* Exercise:
From the entries that follow, gather each line holding the word "tempo".

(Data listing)
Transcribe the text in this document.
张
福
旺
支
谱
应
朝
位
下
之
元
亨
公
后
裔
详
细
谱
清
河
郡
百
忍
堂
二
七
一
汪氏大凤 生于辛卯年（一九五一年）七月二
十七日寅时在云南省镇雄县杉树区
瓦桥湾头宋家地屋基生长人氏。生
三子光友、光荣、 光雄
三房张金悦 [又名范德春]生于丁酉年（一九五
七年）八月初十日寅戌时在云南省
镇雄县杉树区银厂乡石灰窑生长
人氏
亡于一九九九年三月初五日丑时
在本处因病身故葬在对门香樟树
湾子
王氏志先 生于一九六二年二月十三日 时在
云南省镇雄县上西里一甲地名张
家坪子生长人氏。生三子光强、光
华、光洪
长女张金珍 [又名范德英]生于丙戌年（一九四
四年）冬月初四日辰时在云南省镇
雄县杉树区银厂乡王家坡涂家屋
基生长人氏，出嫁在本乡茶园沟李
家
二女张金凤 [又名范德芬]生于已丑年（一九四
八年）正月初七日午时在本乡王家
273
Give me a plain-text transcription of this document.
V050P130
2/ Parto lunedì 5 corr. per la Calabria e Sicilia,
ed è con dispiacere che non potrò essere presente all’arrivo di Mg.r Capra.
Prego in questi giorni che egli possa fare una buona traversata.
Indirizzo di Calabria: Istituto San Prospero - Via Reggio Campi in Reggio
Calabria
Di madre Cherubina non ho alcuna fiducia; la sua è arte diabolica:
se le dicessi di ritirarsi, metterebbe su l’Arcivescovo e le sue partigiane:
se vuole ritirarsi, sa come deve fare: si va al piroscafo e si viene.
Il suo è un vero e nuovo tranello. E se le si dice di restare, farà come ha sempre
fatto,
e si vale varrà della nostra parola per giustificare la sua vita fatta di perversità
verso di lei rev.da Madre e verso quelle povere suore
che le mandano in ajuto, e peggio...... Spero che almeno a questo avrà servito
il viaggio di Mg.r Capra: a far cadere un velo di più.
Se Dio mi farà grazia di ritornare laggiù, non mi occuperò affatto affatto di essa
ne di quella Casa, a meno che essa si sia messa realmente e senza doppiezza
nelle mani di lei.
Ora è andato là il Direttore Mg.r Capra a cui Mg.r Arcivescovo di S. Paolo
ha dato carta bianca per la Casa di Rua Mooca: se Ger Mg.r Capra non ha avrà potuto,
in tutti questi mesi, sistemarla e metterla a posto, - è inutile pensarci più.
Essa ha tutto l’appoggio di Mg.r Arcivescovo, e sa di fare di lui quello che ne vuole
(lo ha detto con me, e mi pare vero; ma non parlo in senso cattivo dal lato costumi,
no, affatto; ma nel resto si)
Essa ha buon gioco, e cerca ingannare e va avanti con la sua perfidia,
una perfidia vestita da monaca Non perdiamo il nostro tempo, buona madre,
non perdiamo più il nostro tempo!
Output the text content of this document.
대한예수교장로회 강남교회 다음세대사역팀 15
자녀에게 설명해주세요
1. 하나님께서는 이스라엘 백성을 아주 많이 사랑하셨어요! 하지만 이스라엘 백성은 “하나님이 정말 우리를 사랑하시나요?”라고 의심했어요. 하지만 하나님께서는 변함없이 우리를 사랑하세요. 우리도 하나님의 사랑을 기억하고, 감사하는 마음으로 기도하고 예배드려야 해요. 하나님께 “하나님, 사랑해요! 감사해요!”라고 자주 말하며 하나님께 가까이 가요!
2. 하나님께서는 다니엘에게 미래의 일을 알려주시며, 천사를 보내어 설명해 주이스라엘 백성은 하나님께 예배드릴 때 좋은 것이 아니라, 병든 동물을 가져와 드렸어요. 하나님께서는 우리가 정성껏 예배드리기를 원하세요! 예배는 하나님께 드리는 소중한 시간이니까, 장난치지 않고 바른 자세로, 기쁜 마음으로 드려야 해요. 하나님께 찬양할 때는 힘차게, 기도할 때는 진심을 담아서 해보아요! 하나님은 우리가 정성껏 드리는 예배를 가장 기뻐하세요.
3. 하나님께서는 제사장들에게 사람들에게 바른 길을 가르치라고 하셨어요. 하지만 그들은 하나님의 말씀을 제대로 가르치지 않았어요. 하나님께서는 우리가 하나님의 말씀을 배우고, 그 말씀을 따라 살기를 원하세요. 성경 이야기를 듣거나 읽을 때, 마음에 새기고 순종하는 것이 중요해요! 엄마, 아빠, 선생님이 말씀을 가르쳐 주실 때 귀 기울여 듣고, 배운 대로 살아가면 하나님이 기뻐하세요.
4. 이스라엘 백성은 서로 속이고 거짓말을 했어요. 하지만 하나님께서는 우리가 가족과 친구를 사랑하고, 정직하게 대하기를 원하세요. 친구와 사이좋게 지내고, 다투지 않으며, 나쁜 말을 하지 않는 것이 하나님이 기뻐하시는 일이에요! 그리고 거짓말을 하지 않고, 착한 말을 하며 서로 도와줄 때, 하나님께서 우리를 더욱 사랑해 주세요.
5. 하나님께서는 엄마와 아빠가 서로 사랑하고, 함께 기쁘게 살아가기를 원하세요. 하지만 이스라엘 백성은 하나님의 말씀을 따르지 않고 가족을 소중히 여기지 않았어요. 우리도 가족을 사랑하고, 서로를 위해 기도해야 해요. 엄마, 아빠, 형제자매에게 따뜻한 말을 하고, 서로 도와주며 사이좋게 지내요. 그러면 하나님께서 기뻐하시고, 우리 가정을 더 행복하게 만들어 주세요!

* Exercise answer:
una perfidia vestita da monaca Non perdiamo il nostro tempo, buona madre,
non perdiamo più il nostro tempo!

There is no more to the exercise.